PROBLEM DETAILS → Print the entries verbatim, leaving out the images they contain.

[Data records]
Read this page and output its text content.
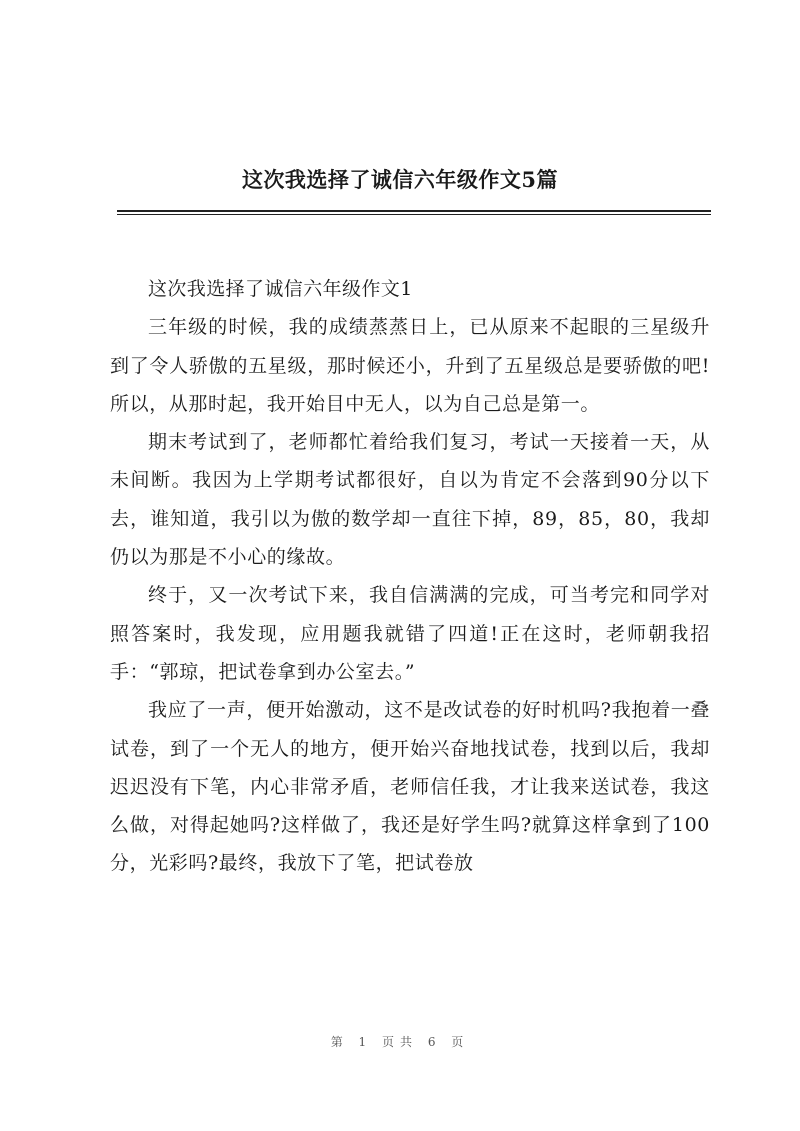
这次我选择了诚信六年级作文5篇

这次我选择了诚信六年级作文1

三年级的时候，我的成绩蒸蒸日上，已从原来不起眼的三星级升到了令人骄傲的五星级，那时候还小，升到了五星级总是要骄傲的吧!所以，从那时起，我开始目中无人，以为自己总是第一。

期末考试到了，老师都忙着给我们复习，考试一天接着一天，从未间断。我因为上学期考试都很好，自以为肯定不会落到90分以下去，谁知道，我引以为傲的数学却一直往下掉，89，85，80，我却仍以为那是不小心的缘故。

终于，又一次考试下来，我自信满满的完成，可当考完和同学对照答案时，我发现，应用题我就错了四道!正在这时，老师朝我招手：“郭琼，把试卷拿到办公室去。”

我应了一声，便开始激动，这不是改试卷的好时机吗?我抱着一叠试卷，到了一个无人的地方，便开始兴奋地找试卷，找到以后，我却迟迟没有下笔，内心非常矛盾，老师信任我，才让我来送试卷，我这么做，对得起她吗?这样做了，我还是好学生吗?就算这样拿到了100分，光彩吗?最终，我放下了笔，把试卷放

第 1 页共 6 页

OUTPUT FOR THIS EXERCISE →
Read this page and output its text content.
这次我选择了诚信六年级作文5篇

这次我选择了诚信六年级作文1

三年级的时候，我的成绩蒸蒸日上，已从原来不起眼的三星级升到了令人骄傲的五星级，那时候还小，升到了五星级总是要骄傲的吧!所以，从那时起，我开始目中无人，以为自己总是第一。

期末考试到了，老师都忙着给我们复习，考试一天接着一天，从未间断。我因为上学期考试都很好，自以为肯定不会落到90分以下去，谁知道，我引以为傲的数学却一直往下掉，89，85，80，我却仍以为那是不小心的缘故。

终于，又一次考试下来，我自信满满的完成，可当考完和同学对照答案时，我发现，应用题我就错了四道!正在这时，老师朝我招手：“郭琼，把试卷拿到办公室去。”

我应了一声，便开始激动，这不是改试卷的好时机吗?我抱着一叠试卷，到了一个无人的地方，便开始兴奋地找试卷，找到以后，我却迟迟没有下笔，内心非常矛盾，老师信任我，才让我来送试卷，我这么做，对得起她吗?这样做了，我还是好学生吗?就算这样拿到了100分，光彩吗?最终，我放下了笔，把试卷放

第 1 页共 6 页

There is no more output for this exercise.